Listings of elements and regions -

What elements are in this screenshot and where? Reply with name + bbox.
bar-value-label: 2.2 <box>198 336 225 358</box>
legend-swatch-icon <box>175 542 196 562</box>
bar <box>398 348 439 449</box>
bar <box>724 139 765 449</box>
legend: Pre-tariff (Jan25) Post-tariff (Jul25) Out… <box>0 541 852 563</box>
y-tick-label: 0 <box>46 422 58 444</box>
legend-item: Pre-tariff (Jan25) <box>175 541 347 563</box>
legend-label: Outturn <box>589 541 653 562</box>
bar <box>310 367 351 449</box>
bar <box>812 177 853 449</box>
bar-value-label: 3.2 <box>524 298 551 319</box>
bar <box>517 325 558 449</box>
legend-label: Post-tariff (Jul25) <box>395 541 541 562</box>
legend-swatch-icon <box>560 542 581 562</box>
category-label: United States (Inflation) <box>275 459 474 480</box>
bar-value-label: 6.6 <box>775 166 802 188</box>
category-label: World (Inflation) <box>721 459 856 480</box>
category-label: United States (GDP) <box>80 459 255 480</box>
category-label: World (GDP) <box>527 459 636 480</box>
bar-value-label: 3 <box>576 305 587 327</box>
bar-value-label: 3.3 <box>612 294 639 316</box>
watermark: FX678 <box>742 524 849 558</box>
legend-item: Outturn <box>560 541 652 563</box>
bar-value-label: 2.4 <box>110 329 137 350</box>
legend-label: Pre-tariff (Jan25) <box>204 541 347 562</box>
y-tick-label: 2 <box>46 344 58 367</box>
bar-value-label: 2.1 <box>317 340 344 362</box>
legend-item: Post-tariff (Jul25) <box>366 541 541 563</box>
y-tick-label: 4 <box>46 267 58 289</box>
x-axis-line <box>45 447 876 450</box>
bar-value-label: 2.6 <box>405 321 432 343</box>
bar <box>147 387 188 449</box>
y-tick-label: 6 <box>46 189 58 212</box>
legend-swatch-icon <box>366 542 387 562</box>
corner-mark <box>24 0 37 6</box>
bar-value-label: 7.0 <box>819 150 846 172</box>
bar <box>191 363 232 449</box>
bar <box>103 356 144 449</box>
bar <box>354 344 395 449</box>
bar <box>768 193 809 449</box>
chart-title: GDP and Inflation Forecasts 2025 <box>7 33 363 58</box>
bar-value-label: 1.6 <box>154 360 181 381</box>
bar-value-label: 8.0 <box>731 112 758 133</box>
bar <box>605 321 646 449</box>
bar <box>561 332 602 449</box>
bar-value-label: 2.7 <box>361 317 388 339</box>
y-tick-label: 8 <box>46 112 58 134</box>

Work to complete - Convert every line of the items above into a JSON list of strings, with one string per line and blank lines left out.

The response -
[
  "What elements are in this screenshot and where? Reply with name + bbox.",
  "bar-value-label: 2.2 <box>198 336 225 358</box>",
  "legend-swatch-icon <box>175 542 196 562</box>",
  "bar <box>398 348 439 449</box>",
  "bar <box>724 139 765 449</box>",
  "legend: Pre-tariff (Jan25) Post-tariff (Jul25) Out… <box>0 541 852 563</box>",
  "y-tick-label: 0 <box>46 422 58 444</box>",
  "legend-item: Pre-tariff (Jan25) <box>175 541 347 563</box>",
  "legend-label: Outturn <box>589 541 653 562</box>",
  "bar <box>310 367 351 449</box>",
  "bar <box>812 177 853 449</box>",
  "bar-value-label: 3.2 <box>524 298 551 319</box>",
  "bar <box>517 325 558 449</box>",
  "legend-label: Post-tariff (Jul25) <box>395 541 541 562</box>",
  "legend-swatch-icon <box>560 542 581 562</box>",
  "category-label: United States (Inflation) <box>275 459 474 480</box>",
  "bar-value-label: 6.6 <box>775 166 802 188</box>",
  "category-label: World (Inflation) <box>721 459 856 480</box>",
  "category-label: United States (GDP) <box>80 459 255 480</box>",
  "category-label: World (GDP) <box>527 459 636 480</box>",
  "bar-value-label: 3 <box>576 305 587 327</box>",
  "bar-value-label: 3.3 <box>612 294 639 316</box>",
  "watermark: FX678 <box>742 524 849 558</box>",
  "legend-item: Outturn <box>560 541 652 563</box>",
  "bar-value-label: 2.4 <box>110 329 137 350</box>",
  "legend-label: Pre-tariff (Jan25) <box>204 541 347 562</box>",
  "y-tick-label: 2 <box>46 344 58 367</box>",
  "bar-value-label: 2.1 <box>317 340 344 362</box>",
  "legend-item: Post-tariff (Jul25) <box>366 541 541 563</box>",
  "y-tick-label: 4 <box>46 267 58 289</box>",
  "x-axis-line <box>45 447 876 450</box>",
  "bar-value-label: 2.6 <box>405 321 432 343</box>",
  "bar <box>147 387 188 449</box>",
  "y-tick-label: 6 <box>46 189 58 212</box>",
  "legend-swatch-icon <box>366 542 387 562</box>",
  "corner-mark <box>24 0 37 6</box>",
  "bar-value-label: 7.0 <box>819 150 846 172</box>",
  "bar <box>191 363 232 449</box>",
  "bar <box>103 356 144 449</box>",
  "bar <box>354 344 395 449</box>",
  "bar <box>768 193 809 449</box>",
  "chart-title: GDP and Inflation Forecasts 2025 <box>7 33 363 58</box>",
  "bar-value-label: 1.6 <box>154 360 181 381</box>",
  "bar-value-label: 8.0 <box>731 112 758 133</box>",
  "bar <box>605 321 646 449</box>",
  "bar <box>561 332 602 449</box>",
  "bar-value-label: 2.7 <box>361 317 388 339</box>",
  "y-tick-label: 8 <box>46 112 58 134</box>"
]